§ **STATED TASK**
Copy, from the entries below, each line where the word "наличие" can be found.

──────── INPUT RECORDS

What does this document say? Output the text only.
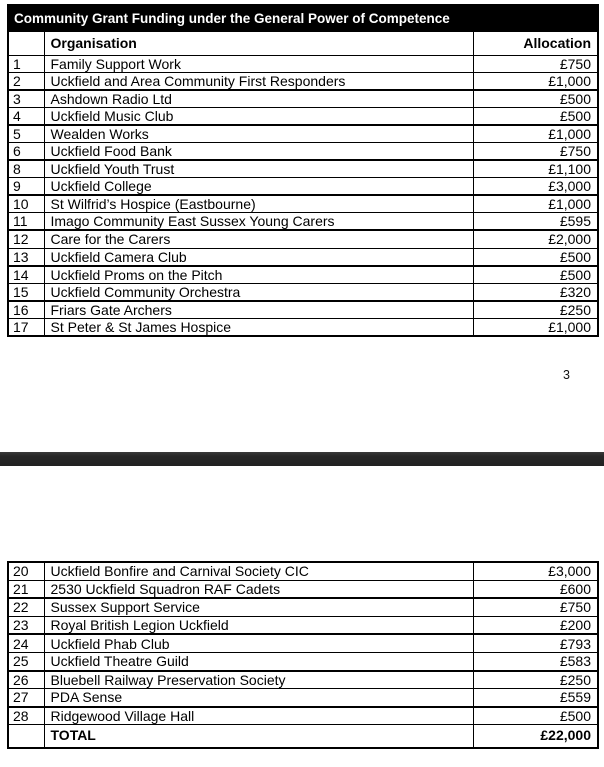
Community Grant Funding under the General Power of Competence		
	Organisation	Allocation
1	Family Support Work	£750
2	Uckfield and Area Community First Responders	£1,000
3	Ashdown Radio Ltd	£500
4	Uckfield Music Club	£500
5	Wealden Works	£1,000
6	Uckfield Food Bank	£750
8	Uckfield Youth Trust	£1,100
9	Uckfield College	£3,000
10	St Wilfrid’s Hospice (Eastbourne)	£1,000
11	Imago Community East Sussex Young Carers	£595
12	Care for the Carers	£2,000
13	Uckfield Camera Club	£500
14	Uckfield Proms on the Pitch	£500
15	Uckfield Community Orchestra	£320
16	Friars Gate Archers	£250
17	St Peter & St James Hospice	£1,000
3
20	Uckfield Bonfire and Carnival Society CIC	£3,000
21	2530 Uckfield Squadron RAF Cadets	£600
22	Sussex Support Service	£750
23	Royal British Legion Uckfield	£200
24	Uckfield Phab Club	£793
25	Uckfield Theatre Guild	£583
26	Bluebell Railway Preservation Society	£250
27	PDA Sense	£559
28	Ridgewood Village Hall	£500
	TOTAL	£22,000
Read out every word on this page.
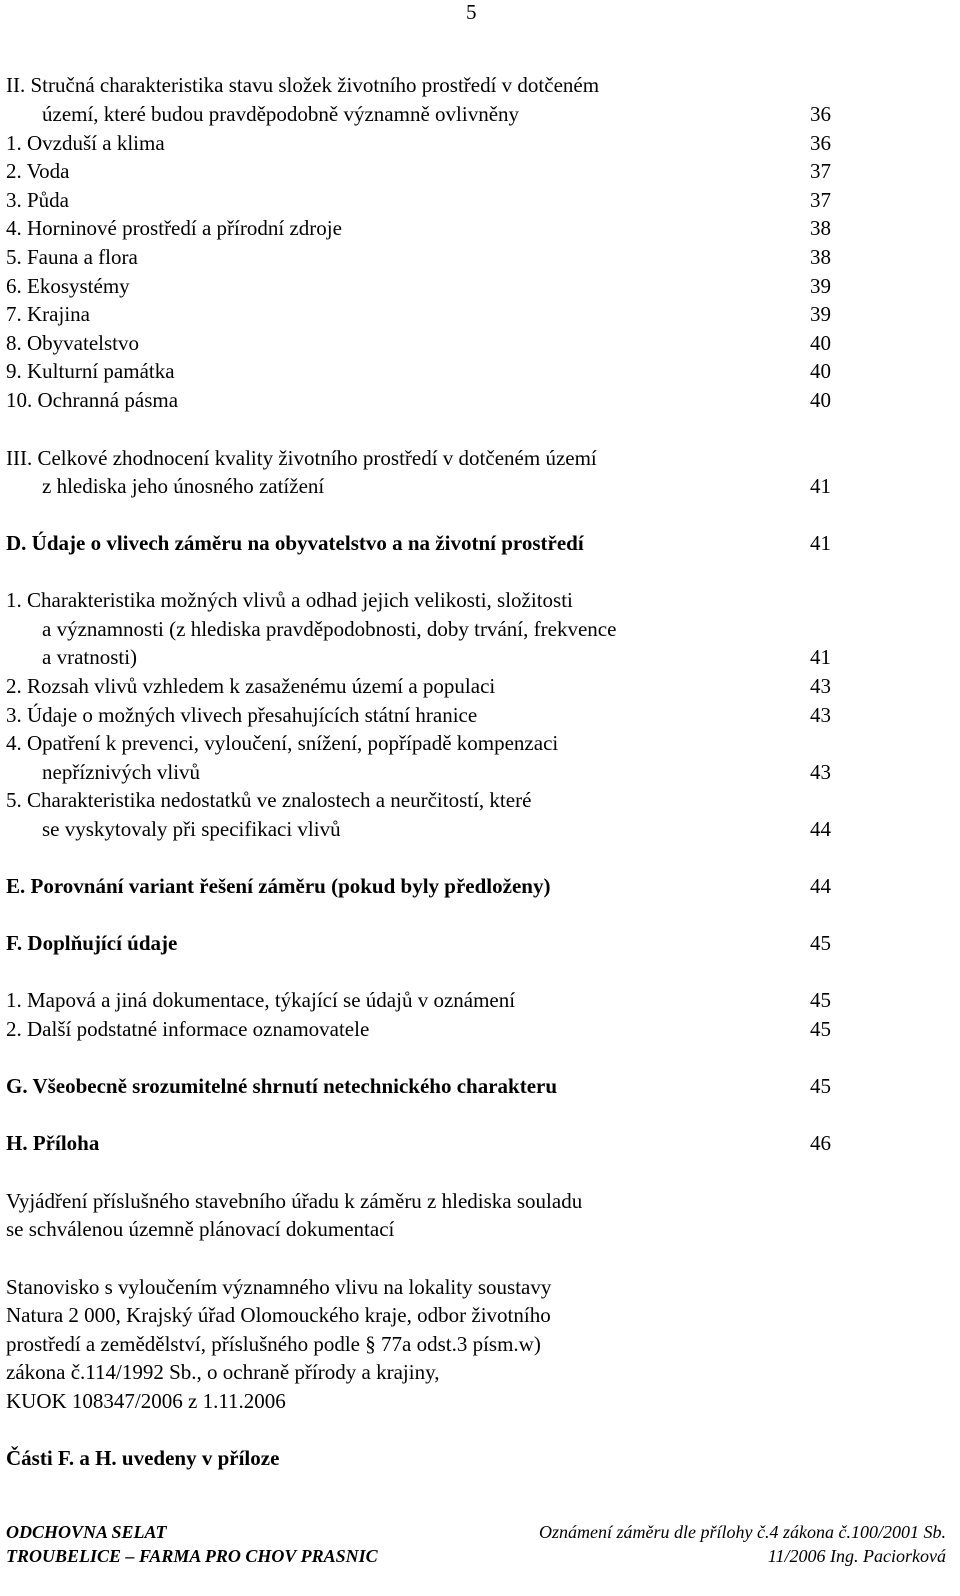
5
II. Stručná charakteristika stavu složek životního prostředí v dotčeném
území, které budou pravděpodobně významně ovlivněny	36
1. Ovzduší a klima	36
2. Voda	37
3. Půda	37
4. Horninové prostředí a přírodní zdroje	38
5. Fauna a flora	38
6. Ekosystémy	39
7. Krajina	39
8. Obyvatelstvo	40
9. Kulturní památka	40
10. Ochranná pásma	40
III. Celkové zhodnocení kvality životního prostředí v dotčeném území
z hlediska jeho únosného zatížení	41
D. Údaje o vlivech záměru na obyvatelstvo a na životní prostředí	41
1. Charakteristika možných vlivů a odhad jejich velikosti, složitosti
a významnosti (z hlediska pravděpodobnosti, doby trvání, frekvence
a vratnosti)	41
2. Rozsah vlivů vzhledem k zasaženému území a populaci	43
3. Údaje o možných vlivech přesahujících státní hranice	43
4. Opatření k prevenci, vyloučení, snížení, popřípadě kompenzaci
nepříznivých vlivů	43
5. Charakteristika nedostatků ve znalostech a neurčitostí, které
se vyskytovaly při specifikaci vlivů	44
E. Porovnání variant řešení záměru (pokud byly předloženy)	44
F. Doplňující údaje	45
1. Mapová a jiná dokumentace, týkající se údajů v oznámení	45
2. Další podstatné informace oznamovatele	45
G. Všeobecně srozumitelné shrnutí netechnického charakteru	45
H. Příloha	46
Vyjádření příslušného stavebního úřadu k záměru z hlediska souladu
se schválenou územně plánovací dokumentací
Stanovisko s vyloučením významného vlivu na lokality soustavy
Natura 2 000, Krajský úřad Olomouckého kraje, odbor životního
prostředí a zemědělství, příslušného podle § 77a odst.3 písm.w)
zákona č.114/1992 Sb., o ochraně přírody a krajiny,
KUOK 108347/2006 z 1.11.2006
Části F. a H. uvedeny v příloze
ODCHOVNA SELAT
TROUBELICE – FARMA PRO CHOV PRASNIC
Oznámení záměru dle přílohy č.4 zákona č.100/2001 Sb.
11/2006 Ing. Paciorková
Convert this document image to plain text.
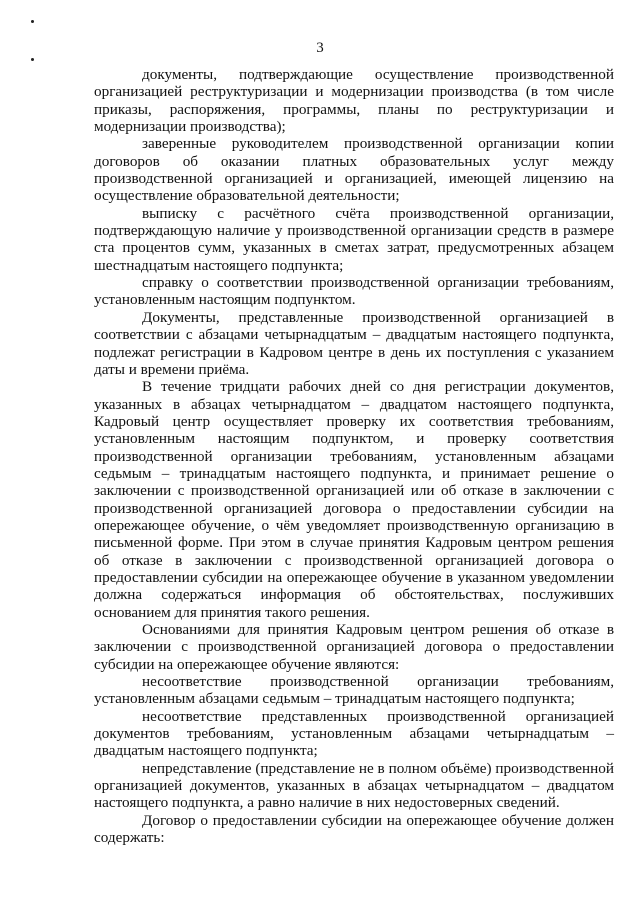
3

документы, подтверждающие осуществление производственной организацией реструктуризации и модернизации производства (в том числе приказы, распоряжения, программы, планы по реструктуризации и модернизации производства);

заверенные руководителем производственной организации копии договоров об оказании платных образовательных услуг между производственной организацией и организацией, имеющей лицензию на осуществление образовательной деятельности;

выписку с расчётного счёта производственной организации, подтверждающую наличие у производственной организации средств в размере ста процентов сумм, указанных в сметах затрат, предусмотренных абзацем шестнадцатым настоящего подпункта;

справку о соответствии производственной организации требованиям, установленным настоящим подпунктом.

Документы, представленные производственной организацией в соответствии с абзацами четырнадцатым – двадцатым настоящего подпункта, подлежат регистрации в Кадровом центре в день их поступления с указанием даты и времени приёма.

В течение тридцати рабочих дней со дня регистрации документов, указанных в абзацах четырнадцатом – двадцатом настоящего подпункта, Кадровый центр осуществляет проверку их соответствия требованиям, установленным настоящим подпунктом, и проверку соответствия производственной организации требованиям, установленным абзацами седьмым – тринадцатым настоящего подпункта, и принимает решение о заключении с производственной организацией или об отказе в заключении с производственной организацией договора о предоставлении субсидии на опережающее обучение, о чём уведомляет производственную организацию в письменной форме. При этом в случае принятия Кадровым центром решения об отказе в заключении с производственной организацией договора о предоставлении субсидии на опережающее обучение в указанном уведомлении должна содержаться информация об обстоятельствах, послуживших основанием для принятия такого решения.

Основаниями для принятия Кадровым центром решения об отказе в заключении с производственной организацией договора о предоставлении субсидии на опережающее обучение являются:

несоответствие производственной организации требованиям, установленным абзацами седьмым – тринадцатым настоящего подпункта;

несоответствие представленных производственной организацией документов требованиям, установленным абзацами четырнадцатым – двадцатым настоящего подпункта;

непредставление (представление не в полном объёме) производственной организацией документов, указанных в абзацах четырнадцатом – двадцатом настоящего подпункта, а равно наличие в них недостоверных сведений.

Договор о предоставлении субсидии на опережающее обучение должен содержать:
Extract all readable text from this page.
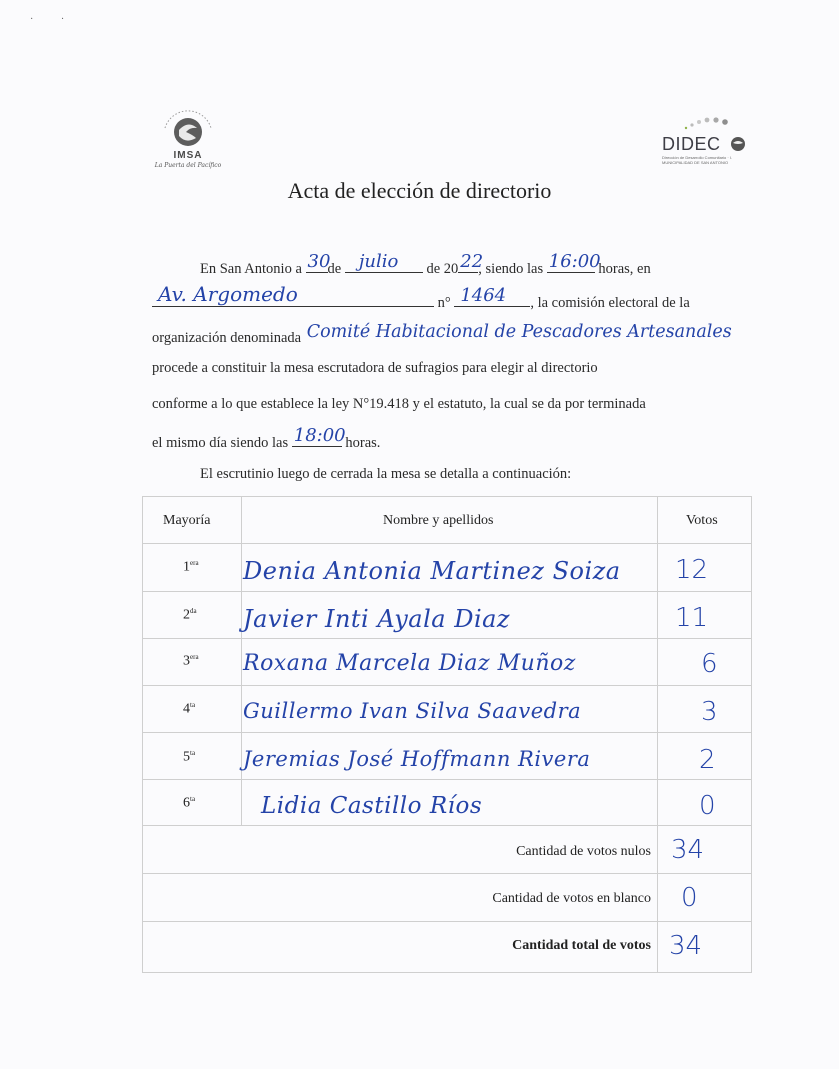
·           ·
IMSA
La Puerta del Pacífico
DIDEC
Dirección de Desarrollo Comunitario · I. MUNICIPALIDAD DE SAN ANTONIO
Acta de elección de directorio
En San Antonio a 30
de julio de 20 22
, siendo las 16:00
horas, en
Av. Argomedo	n° 1464 , la comisión electoral de la
organización denominada Comité Habitacional de Pescadores Artesanales
procede a constituir la mesa escrutadora de sufragios para elegir al directorio
conforme a lo que establece la ley N°19.418 y el estatuto, la cual se da por terminada
el mismo día siendo las 18:00 horas.
El escrutinio luego de cerrada la mesa se detalla a continuación:
Mayoría	Nombre y apellidos	Votos
$1^{era}$ Denia Antonia Martinez Soiza 12
$2^{da}$ Javier Inti Ayala Diaz	11
$3^{era}$ Roxana Marcela Diaz Muñoz	6
$4^{ta}$ Guillermo Ivan Silva Saavedra	3
$5^{ta}$ Jeremias José Hoffmann Rivera	2
$6^{ta}$	Lidia Castillo Ríos	0
Cantidad de votos nulos 34
Cantidad de votos en blanco 0
Cantidad total de votos 34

────────────────

§ **RESPONSE TO THIS TASK**
выписку с расчётного счёта производственной организации, подтверждающую наличие у производственной организации средств в размере ста процентов сумм, указанных в сметах затрат, предусмотренных абзацем шестнадцатым настоящего подпункта;
непредставление (представление не в полном объёме) производственной организацией документов, указанных в абзацах четырнадцатом – двадцатом настоящего подпункта, а равно наличие в них недостоверных сведений.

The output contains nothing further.